What you have to do » Please retype the records below exactly, leaving out any pictures.

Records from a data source
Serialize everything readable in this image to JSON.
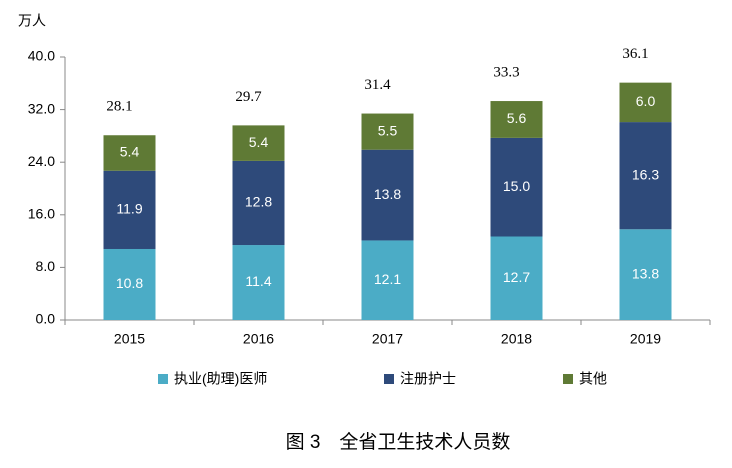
{
  "chart_data": {
    "type": "stacked-bar",
    "title": "图 3　全省卫生技术人员数",
    "y_label": "万人",
    "categories": [
      "2015",
      "2016",
      "2017",
      "2018",
      "2019"
    ],
    "series": [
      {
        "name": "执业(助理)医师",
        "color": "#4bacc6",
        "values": [
          10.8,
          11.4,
          12.1,
          12.7,
          13.8
        ]
      },
      {
        "name": "注册护士",
        "color": "#2e4a7a",
        "values": [
          11.9,
          12.8,
          13.8,
          15.0,
          16.3
        ],
        "value_labels": [
          "11.9",
          "12.8",
          "13.8",
          "15.0",
          "16.3"
        ]
      },
      {
        "name": "其他",
        "color": "#5f7a35",
        "values": [
          5.4,
          5.4,
          5.5,
          5.6,
          6.0
        ],
        "value_labels": [
          "5.4",
          "5.4",
          "5.5",
          "5.6",
          "6.0"
        ]
      }
    ],
    "totals": [
      28.1,
      29.7,
      31.4,
      33.3,
      36.1
    ],
    "ylim": [
      0,
      40
    ],
    "yticks": [
      {
        "value": 0,
        "label": "0.0"
      },
      {
        "value": 8,
        "label": "8.0"
      },
      {
        "value": 16,
        "label": "16.0"
      },
      {
        "value": 24,
        "label": "24.0"
      },
      {
        "value": 32,
        "label": "32.0"
      },
      {
        "value": 40,
        "label": "40.0"
      }
    ],
    "legend": "bottom"
  }
}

Complete output »
Serialize everything readable in this image to JSON.
{
  "chart_data": {
    "type": "stacked-bar",
    "title": "图 3　全省卫生技术人员数",
    "y_label": "万人",
    "categories": [
      "2015",
      "2016",
      "2017",
      "2018",
      "2019"
    ],
    "series": [
      {
        "name": "执业(助理)医师",
        "color": "#4bacc6",
        "values": [
          10.8,
          11.4,
          12.1,
          12.7,
          13.8
        ]
      },
      {
        "name": "注册护士",
        "color": "#2e4a7a",
        "values": [
          11.9,
          12.8,
          13.8,
          15.0,
          16.3
        ],
        "value_labels": [
          "11.9",
          "12.8",
          "13.8",
          "15.0",
          "16.3"
        ]
      },
      {
        "name": "其他",
        "color": "#5f7a35",
        "values": [
          5.4,
          5.4,
          5.5,
          5.6,
          6.0
        ],
        "value_labels": [
          "5.4",
          "5.4",
          "5.5",
          "5.6",
          "6.0"
        ]
      }
    ],
    "totals": [
      28.1,
      29.7,
      31.4,
      33.3,
      36.1
    ],
    "ylim": [
      0,
      40
    ],
    "yticks": [
      {
        "value": 0,
        "label": "0.0"
      },
      {
        "value": 8,
        "label": "8.0"
      },
      {
        "value": 16,
        "label": "16.0"
      },
      {
        "value": 24,
        "label": "24.0"
      },
      {
        "value": 32,
        "label": "32.0"
      },
      {
        "value": 40,
        "label": "40.0"
      }
    ],
    "legend": "bottom"
  }
}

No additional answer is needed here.